• [TASK PROMPT]: Locate every line that holds the string "time" and copy it.

• [MATERIAL TO PROCESS]:
▶
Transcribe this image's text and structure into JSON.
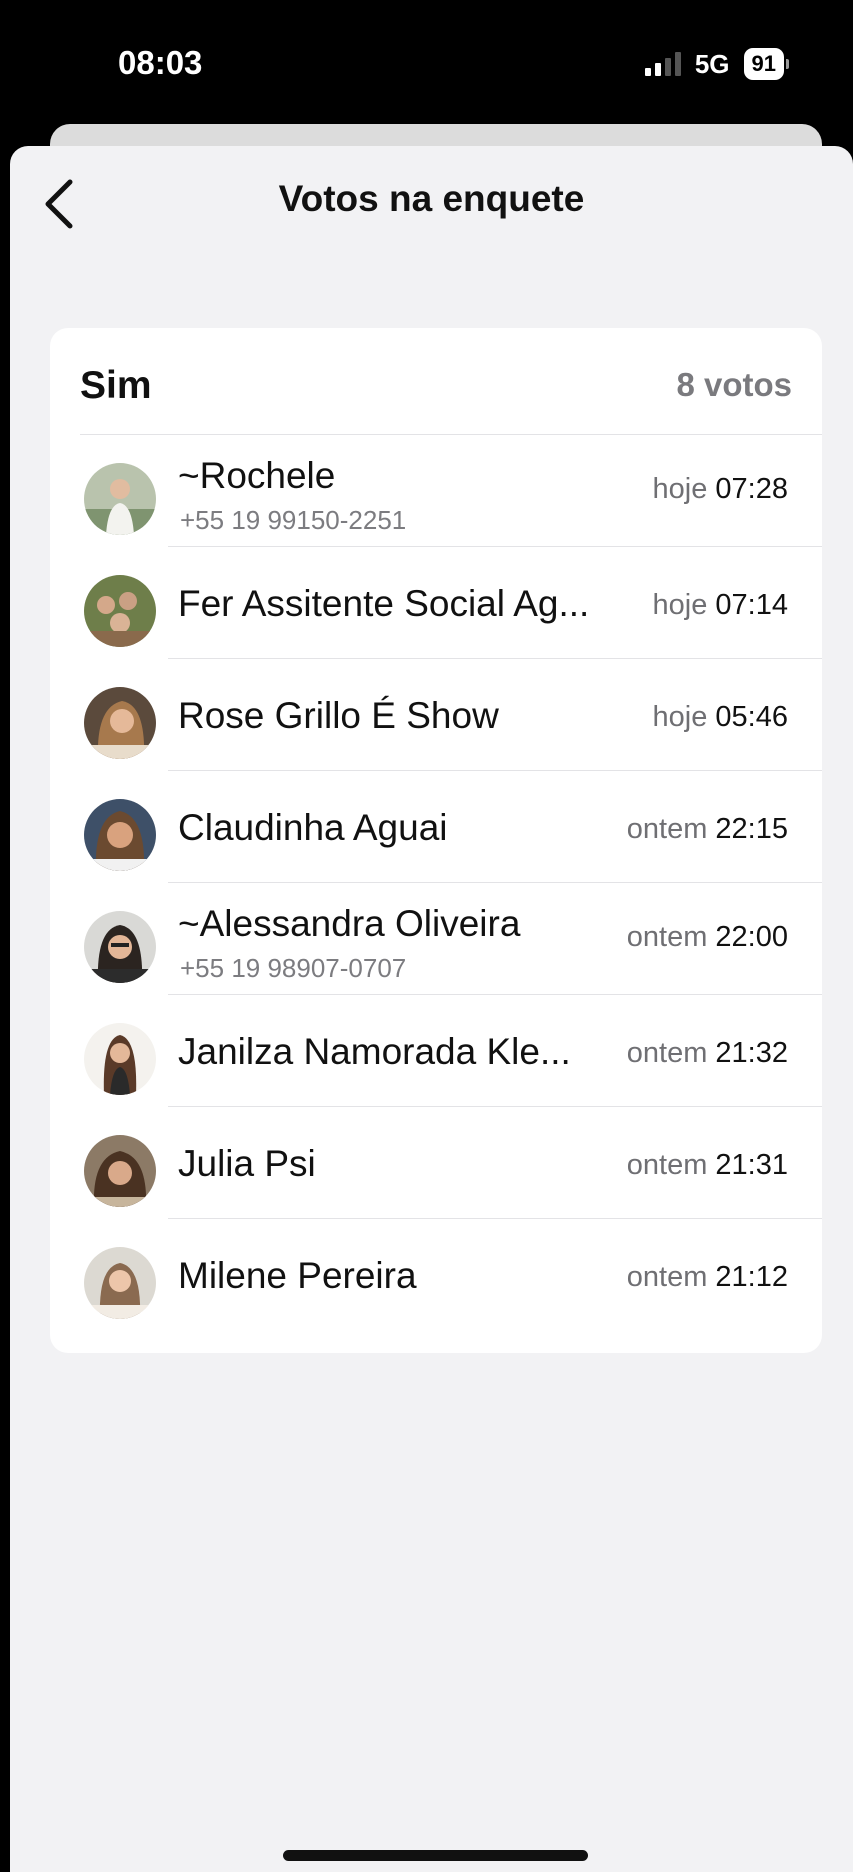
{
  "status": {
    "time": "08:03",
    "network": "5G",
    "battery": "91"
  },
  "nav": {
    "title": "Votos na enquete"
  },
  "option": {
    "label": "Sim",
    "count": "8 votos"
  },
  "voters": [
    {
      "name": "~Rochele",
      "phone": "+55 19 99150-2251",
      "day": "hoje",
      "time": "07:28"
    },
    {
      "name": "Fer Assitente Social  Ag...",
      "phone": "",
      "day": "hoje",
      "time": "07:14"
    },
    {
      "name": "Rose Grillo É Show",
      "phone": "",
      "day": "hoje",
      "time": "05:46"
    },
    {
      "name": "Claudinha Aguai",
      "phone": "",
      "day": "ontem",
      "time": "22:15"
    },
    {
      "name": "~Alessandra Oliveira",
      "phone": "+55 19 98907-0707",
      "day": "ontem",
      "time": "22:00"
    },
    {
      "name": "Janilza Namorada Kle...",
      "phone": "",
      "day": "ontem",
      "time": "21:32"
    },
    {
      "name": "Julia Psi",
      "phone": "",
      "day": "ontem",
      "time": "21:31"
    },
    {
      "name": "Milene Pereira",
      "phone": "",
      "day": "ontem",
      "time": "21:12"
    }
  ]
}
◀
• [TASK RESPONSE]:
    "time": "08:03",
      "time": "07:28"
      "time": "07:14"
      "time": "05:46"
      "time": "22:15"
      "time": "22:00"
      "time": "21:32"
      "time": "21:31"
      "time": "21:12"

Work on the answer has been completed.